_Stored entries:_
— Start —

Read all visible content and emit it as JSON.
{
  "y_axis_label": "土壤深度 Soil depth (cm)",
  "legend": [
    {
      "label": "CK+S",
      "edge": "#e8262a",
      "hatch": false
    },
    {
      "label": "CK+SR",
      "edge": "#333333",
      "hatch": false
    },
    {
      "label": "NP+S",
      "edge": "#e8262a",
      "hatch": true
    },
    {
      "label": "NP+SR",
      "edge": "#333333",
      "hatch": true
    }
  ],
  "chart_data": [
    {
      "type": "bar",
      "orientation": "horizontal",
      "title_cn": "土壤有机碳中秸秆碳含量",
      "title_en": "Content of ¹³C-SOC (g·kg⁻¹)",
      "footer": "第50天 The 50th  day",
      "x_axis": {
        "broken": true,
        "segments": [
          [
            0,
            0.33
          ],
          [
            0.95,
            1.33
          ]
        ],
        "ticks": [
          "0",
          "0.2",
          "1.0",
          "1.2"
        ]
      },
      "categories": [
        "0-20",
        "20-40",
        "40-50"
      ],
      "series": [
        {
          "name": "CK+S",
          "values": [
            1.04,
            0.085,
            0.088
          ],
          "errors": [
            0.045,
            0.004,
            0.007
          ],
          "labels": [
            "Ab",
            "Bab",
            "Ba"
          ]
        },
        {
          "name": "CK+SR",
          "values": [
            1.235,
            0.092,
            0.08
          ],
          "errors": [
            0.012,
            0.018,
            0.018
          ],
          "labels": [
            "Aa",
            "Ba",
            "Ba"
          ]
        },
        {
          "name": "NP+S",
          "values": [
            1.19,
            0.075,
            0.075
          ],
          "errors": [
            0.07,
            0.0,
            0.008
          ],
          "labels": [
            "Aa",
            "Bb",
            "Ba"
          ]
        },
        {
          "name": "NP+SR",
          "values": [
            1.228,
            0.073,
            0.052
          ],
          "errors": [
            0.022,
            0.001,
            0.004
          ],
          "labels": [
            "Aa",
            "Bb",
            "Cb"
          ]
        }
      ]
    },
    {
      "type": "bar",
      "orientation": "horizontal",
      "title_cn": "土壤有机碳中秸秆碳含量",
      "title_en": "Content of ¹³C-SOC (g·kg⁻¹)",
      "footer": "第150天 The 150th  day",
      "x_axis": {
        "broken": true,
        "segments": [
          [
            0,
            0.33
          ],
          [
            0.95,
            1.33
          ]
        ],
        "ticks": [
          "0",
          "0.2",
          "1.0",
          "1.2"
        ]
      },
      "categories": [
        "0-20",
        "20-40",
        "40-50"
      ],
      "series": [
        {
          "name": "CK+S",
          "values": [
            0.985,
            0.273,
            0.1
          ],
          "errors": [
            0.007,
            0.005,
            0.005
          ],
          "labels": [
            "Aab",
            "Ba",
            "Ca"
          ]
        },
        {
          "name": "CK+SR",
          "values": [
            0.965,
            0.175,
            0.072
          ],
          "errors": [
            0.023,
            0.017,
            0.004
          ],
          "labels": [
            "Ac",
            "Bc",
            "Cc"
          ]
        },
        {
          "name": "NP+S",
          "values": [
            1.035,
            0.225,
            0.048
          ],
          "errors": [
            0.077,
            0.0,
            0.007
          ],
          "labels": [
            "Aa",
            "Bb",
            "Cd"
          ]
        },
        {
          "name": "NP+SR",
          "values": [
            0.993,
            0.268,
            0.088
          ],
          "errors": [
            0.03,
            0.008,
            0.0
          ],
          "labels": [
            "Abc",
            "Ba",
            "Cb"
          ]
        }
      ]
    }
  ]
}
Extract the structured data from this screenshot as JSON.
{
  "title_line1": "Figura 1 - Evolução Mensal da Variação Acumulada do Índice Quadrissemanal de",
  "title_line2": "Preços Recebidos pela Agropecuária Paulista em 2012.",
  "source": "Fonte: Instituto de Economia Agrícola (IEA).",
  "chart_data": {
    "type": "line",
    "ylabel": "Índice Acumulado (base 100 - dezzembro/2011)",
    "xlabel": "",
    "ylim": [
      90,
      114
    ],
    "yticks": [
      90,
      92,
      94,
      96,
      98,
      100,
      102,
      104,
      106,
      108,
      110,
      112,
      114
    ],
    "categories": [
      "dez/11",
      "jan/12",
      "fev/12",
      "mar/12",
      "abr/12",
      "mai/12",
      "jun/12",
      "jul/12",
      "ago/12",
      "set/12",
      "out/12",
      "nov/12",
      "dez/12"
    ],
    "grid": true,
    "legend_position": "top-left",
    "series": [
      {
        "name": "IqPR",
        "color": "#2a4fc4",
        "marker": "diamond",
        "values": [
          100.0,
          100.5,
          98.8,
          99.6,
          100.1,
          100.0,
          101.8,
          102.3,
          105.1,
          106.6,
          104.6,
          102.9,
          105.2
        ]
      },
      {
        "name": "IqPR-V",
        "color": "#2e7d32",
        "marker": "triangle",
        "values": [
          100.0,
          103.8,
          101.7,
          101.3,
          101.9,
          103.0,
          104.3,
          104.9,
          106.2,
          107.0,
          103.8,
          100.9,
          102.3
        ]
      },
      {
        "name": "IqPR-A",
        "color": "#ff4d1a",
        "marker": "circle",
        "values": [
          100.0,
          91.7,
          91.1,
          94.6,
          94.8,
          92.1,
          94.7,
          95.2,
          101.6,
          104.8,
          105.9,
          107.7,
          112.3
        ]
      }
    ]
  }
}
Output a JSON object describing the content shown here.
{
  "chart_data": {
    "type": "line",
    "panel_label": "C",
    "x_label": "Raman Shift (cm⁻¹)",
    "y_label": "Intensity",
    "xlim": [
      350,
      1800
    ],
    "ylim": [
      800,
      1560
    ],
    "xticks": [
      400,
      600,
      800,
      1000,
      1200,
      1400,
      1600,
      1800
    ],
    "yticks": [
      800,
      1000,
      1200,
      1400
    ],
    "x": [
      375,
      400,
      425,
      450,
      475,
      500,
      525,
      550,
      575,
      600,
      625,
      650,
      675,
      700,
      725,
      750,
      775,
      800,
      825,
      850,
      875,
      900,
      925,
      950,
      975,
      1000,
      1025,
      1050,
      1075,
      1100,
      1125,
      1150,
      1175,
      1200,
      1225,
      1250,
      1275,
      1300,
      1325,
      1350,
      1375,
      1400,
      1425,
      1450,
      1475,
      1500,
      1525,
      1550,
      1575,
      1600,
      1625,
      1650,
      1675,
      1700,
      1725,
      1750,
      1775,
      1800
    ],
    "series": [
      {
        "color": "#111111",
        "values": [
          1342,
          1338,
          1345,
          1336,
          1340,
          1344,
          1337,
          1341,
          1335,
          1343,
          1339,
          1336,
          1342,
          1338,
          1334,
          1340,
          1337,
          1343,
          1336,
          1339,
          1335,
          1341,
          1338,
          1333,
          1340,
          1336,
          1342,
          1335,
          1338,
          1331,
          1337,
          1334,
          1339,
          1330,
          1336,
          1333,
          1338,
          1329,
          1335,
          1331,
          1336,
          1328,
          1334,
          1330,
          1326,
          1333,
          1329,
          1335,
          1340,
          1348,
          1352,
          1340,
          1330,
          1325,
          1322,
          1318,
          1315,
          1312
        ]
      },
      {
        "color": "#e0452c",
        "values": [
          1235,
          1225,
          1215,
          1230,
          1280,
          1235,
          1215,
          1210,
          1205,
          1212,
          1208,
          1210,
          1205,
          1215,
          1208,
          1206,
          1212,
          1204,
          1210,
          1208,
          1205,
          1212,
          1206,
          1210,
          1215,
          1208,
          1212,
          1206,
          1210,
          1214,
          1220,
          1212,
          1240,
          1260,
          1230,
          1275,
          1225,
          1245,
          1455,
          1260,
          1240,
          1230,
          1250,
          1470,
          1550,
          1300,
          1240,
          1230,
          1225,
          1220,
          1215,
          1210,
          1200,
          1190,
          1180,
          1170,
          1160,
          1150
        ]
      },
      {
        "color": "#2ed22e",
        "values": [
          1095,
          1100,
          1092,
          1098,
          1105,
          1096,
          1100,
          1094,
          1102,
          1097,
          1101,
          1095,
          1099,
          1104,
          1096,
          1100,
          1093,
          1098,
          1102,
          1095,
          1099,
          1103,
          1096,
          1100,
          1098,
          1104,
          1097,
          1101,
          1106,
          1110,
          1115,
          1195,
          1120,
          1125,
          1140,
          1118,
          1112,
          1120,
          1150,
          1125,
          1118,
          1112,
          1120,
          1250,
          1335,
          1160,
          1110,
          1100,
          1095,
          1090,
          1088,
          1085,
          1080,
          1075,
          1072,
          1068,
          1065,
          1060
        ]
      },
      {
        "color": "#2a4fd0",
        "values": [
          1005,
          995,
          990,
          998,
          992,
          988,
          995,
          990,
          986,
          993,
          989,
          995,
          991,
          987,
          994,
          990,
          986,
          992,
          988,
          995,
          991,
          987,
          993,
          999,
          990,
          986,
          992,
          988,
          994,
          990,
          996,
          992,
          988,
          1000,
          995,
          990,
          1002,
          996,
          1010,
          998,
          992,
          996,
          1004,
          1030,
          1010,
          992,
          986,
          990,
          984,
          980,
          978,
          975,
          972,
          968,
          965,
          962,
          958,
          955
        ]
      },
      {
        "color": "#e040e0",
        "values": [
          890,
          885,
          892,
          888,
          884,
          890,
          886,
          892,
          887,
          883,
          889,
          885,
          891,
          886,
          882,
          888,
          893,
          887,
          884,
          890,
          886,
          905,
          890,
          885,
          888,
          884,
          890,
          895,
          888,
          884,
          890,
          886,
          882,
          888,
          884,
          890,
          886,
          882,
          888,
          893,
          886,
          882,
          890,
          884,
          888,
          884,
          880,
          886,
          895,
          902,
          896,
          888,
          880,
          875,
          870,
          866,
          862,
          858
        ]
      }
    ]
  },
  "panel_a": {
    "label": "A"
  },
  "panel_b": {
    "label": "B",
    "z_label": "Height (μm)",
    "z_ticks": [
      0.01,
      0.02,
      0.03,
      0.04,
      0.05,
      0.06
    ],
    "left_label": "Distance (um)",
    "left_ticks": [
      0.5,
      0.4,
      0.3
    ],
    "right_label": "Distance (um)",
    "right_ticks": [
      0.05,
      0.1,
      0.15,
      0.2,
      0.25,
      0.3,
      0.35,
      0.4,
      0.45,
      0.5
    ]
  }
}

— End —

_Instructions to follow:_
Where a line of the entries contains the word "JSON", copy that line.

_Answer in full:_
Read all visible content and emit it as JSON.
Extract the structured data from this screenshot as JSON.
Output a JSON object describing the content shown here.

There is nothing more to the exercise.